-------- Records supplied --------

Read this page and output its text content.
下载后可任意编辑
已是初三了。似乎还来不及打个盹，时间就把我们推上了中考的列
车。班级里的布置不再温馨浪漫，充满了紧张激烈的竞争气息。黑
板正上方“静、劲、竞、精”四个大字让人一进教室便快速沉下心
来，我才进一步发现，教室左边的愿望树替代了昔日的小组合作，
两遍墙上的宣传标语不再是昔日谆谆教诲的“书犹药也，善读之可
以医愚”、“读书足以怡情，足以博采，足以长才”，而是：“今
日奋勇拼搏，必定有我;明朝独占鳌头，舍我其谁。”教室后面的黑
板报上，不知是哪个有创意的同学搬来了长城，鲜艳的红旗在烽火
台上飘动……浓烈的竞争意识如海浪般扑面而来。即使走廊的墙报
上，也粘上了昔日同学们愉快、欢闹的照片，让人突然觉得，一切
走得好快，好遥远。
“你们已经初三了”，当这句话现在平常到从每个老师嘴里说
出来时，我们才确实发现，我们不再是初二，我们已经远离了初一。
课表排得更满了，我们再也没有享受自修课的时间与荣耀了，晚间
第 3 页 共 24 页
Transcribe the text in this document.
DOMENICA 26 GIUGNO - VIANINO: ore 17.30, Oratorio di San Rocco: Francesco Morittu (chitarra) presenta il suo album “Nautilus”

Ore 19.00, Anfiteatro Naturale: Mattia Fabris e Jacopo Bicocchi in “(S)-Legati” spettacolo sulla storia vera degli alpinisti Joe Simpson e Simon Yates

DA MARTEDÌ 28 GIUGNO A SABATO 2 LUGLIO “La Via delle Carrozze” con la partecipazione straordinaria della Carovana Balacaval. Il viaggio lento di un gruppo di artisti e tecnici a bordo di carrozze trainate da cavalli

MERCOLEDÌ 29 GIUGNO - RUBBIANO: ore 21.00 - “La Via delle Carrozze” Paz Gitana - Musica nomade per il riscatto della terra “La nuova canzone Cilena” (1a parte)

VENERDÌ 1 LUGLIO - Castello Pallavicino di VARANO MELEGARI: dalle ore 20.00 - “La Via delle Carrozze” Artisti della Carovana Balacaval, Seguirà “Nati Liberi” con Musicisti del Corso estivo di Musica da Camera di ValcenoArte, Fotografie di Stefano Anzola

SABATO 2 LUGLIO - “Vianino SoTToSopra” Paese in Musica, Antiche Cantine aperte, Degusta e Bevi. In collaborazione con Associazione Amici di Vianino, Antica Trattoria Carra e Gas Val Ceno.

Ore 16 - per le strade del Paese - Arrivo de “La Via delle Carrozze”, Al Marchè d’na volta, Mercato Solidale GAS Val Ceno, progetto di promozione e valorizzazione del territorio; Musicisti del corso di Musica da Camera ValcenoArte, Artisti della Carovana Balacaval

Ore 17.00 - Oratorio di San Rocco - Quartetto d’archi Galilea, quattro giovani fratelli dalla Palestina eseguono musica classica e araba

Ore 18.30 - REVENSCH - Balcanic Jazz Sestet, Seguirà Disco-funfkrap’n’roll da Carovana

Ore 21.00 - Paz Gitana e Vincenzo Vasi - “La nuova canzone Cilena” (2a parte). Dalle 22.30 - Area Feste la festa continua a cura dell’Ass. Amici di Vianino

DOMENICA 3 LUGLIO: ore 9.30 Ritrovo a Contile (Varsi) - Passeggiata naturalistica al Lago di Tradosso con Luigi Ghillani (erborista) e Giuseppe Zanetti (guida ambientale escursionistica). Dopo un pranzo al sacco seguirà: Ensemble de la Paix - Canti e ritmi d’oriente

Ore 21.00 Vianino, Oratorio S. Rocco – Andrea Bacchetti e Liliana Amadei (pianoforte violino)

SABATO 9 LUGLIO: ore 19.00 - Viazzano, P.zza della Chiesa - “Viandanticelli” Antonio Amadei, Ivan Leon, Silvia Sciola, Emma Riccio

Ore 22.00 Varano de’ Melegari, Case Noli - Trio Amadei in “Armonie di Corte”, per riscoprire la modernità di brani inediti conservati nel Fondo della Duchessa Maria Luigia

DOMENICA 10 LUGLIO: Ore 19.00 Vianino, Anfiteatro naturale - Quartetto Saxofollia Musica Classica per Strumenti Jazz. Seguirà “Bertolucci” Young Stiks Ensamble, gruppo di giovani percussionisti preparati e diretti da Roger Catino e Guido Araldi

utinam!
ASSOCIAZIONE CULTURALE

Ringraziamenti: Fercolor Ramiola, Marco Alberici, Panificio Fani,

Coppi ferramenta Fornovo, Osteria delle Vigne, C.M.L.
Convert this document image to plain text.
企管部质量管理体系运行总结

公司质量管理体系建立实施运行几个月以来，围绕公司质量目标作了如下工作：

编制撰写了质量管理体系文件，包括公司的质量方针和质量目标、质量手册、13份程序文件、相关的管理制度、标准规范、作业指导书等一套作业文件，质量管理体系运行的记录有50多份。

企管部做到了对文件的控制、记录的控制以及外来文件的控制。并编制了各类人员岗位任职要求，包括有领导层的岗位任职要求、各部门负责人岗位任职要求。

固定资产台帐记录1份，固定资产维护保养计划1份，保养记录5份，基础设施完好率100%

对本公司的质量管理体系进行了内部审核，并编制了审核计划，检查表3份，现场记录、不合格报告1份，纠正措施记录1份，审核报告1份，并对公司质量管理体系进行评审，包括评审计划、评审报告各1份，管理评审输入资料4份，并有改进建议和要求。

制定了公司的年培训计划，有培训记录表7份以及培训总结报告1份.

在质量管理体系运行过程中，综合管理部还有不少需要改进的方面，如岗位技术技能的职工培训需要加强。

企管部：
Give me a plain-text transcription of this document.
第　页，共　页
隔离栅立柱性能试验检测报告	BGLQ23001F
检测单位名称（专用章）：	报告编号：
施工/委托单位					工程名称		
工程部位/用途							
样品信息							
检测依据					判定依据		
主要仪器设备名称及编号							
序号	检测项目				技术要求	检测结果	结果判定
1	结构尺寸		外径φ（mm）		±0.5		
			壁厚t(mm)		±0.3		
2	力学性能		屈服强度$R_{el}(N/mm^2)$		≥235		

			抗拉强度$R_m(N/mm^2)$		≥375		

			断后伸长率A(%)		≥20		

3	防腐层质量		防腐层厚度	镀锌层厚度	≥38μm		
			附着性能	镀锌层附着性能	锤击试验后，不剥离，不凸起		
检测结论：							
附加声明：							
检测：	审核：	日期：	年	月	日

--------

**Exercise:** Your answer should be one number: the count of lines in the data above that include the word "gruppo".

**Task result:** 2